-------- DATA TO USE

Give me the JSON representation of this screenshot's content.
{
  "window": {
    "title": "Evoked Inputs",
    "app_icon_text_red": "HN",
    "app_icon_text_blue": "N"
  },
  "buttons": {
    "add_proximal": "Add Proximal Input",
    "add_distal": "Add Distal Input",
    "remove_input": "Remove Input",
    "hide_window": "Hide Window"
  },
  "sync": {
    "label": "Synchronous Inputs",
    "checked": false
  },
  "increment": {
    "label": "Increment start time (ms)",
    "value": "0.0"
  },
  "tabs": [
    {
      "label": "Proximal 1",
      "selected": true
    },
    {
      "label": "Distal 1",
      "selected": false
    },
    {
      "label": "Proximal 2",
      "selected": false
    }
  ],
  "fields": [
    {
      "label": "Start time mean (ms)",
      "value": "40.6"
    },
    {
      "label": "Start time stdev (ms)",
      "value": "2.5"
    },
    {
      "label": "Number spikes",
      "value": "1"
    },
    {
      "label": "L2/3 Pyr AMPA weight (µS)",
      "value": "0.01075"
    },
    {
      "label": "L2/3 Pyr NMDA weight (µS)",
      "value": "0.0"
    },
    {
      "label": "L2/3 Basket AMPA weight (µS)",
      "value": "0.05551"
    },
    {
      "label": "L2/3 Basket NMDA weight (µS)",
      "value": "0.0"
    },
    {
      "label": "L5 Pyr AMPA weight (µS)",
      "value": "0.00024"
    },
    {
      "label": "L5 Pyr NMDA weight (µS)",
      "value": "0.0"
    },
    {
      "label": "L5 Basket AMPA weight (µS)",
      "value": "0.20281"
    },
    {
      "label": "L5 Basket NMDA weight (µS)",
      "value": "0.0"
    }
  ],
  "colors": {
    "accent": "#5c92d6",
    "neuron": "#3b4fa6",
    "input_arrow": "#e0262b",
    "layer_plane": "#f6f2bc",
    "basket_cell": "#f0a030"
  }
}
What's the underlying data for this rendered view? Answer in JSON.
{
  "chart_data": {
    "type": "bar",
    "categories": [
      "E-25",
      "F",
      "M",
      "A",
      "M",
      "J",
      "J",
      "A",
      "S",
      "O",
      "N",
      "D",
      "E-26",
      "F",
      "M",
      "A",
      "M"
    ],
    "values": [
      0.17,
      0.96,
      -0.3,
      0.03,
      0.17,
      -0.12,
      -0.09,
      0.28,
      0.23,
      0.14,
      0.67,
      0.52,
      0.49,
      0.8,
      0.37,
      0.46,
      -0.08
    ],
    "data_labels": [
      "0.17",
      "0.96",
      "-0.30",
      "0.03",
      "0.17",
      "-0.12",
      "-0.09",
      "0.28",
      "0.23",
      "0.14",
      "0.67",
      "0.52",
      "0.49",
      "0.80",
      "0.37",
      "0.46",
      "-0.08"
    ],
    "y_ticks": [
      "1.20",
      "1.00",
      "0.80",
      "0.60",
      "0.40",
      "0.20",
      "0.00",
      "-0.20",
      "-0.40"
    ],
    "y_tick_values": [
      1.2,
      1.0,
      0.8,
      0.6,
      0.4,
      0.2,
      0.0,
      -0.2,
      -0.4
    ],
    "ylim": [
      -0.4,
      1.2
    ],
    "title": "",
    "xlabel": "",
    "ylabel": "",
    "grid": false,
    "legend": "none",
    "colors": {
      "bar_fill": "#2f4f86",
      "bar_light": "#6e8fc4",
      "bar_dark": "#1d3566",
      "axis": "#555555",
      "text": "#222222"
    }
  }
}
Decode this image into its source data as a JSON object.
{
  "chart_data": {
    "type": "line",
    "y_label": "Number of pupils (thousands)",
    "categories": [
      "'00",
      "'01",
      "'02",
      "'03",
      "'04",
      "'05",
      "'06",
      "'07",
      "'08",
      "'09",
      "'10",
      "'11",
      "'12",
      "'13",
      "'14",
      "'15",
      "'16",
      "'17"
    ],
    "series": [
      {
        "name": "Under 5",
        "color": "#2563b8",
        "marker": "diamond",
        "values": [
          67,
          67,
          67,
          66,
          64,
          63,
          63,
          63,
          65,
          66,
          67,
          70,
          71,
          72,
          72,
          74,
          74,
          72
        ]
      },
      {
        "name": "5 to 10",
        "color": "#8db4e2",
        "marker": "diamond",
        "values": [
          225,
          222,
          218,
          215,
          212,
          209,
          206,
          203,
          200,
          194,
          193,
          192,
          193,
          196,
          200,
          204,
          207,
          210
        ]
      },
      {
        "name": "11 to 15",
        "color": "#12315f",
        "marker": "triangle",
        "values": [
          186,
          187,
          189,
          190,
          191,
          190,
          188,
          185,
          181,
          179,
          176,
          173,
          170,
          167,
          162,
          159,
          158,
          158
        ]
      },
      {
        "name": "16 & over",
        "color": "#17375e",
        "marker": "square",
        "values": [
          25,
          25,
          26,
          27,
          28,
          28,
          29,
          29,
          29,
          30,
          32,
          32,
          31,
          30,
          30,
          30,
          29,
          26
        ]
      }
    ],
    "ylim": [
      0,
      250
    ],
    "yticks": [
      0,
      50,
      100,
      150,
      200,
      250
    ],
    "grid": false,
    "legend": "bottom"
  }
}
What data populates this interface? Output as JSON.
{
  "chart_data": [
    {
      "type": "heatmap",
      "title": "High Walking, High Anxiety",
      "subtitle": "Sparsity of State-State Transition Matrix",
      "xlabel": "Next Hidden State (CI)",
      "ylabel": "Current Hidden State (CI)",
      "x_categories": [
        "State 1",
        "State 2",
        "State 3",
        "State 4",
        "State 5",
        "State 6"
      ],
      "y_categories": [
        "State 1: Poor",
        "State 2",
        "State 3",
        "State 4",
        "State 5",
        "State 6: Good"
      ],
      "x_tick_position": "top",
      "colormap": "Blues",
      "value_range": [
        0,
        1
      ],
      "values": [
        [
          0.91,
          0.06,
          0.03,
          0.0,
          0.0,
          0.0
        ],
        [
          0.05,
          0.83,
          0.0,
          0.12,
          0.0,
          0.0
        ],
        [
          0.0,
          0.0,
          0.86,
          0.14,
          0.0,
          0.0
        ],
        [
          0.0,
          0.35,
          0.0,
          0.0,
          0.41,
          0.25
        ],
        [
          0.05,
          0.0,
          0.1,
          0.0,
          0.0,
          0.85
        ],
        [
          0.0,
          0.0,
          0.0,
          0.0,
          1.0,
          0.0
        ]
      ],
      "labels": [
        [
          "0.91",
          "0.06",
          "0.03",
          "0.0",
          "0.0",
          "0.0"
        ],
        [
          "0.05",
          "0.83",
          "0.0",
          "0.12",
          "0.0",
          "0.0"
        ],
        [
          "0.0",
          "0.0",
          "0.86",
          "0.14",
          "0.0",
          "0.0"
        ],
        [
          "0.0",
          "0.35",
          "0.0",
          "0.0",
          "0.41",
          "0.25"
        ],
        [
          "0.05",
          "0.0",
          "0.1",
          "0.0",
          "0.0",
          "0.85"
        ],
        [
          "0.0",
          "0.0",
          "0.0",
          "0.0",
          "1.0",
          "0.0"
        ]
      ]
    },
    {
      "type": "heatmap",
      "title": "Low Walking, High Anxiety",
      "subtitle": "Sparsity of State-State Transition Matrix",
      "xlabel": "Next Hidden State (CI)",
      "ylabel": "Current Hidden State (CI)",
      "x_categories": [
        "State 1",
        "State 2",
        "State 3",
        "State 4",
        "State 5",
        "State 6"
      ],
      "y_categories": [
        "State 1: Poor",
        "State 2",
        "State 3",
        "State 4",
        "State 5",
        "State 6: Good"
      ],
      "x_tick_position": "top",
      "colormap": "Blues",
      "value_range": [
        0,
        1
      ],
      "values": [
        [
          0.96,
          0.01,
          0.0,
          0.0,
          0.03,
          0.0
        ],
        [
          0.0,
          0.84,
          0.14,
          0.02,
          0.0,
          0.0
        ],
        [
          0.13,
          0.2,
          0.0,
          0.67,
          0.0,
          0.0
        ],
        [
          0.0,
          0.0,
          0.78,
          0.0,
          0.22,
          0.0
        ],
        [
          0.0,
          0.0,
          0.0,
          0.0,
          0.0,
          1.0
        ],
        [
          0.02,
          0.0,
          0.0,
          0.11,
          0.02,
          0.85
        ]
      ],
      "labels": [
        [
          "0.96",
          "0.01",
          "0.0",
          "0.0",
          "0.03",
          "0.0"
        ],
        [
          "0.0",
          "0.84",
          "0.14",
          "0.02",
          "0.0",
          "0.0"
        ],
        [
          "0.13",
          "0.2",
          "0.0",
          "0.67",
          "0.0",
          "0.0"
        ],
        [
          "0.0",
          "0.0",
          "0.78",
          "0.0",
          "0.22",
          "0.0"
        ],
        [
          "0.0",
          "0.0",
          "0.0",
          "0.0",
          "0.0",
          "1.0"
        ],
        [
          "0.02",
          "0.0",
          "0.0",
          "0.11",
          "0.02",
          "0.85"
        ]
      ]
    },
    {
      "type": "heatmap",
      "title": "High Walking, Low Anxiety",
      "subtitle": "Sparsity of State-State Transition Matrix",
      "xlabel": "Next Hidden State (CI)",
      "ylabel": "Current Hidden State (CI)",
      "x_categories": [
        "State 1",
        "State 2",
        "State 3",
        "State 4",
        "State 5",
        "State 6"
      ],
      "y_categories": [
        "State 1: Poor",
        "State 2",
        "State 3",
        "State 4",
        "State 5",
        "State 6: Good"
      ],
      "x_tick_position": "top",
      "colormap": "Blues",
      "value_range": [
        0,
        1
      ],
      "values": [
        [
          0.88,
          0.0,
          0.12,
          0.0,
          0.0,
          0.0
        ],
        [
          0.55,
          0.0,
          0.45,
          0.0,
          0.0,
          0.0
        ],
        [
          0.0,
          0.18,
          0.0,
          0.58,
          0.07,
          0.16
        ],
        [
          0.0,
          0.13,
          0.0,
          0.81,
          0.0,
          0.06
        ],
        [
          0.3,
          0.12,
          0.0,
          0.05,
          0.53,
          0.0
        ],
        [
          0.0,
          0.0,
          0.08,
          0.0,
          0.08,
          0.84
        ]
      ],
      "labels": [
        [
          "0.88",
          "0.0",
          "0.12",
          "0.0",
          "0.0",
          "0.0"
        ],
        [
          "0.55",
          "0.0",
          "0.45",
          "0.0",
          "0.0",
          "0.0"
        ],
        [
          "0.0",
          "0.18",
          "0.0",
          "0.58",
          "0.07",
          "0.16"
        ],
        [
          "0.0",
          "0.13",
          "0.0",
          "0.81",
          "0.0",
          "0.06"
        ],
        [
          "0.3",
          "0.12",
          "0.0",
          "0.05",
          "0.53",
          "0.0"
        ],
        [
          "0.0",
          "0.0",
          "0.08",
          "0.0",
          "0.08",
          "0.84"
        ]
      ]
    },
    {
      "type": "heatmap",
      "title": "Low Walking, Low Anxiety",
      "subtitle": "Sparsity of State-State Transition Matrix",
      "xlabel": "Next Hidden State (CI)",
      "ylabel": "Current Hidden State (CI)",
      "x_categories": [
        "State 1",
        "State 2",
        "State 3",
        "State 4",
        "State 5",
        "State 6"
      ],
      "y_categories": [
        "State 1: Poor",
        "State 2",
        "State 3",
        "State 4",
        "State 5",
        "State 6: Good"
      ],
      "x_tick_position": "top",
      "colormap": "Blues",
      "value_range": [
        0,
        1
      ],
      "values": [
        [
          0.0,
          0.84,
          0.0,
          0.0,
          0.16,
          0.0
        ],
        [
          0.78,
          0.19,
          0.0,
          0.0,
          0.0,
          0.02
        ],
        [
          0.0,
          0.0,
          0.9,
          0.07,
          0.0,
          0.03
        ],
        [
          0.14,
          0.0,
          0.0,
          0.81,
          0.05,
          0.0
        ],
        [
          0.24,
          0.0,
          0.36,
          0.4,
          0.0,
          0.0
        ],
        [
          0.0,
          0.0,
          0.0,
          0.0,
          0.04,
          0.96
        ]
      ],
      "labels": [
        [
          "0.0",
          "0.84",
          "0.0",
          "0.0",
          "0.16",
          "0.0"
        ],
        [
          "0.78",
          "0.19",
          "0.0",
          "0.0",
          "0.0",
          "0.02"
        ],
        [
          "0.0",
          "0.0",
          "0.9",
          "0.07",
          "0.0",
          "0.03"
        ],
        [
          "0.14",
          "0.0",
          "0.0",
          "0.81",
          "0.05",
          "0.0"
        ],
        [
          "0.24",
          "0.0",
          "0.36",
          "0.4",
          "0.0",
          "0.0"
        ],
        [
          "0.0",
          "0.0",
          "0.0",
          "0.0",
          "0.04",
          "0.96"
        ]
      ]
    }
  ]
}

----------------

▶ [PROBLEM]: Copy each line of the records above that carries the word "JSON".

▶ [WRITTEN REPLY]:
Give me the JSON representation of this screenshot's content.
What's the underlying data for this rendered view? Answer in JSON.
Decode this image into its source data as a JSON object.
What data populates this interface? Output as JSON.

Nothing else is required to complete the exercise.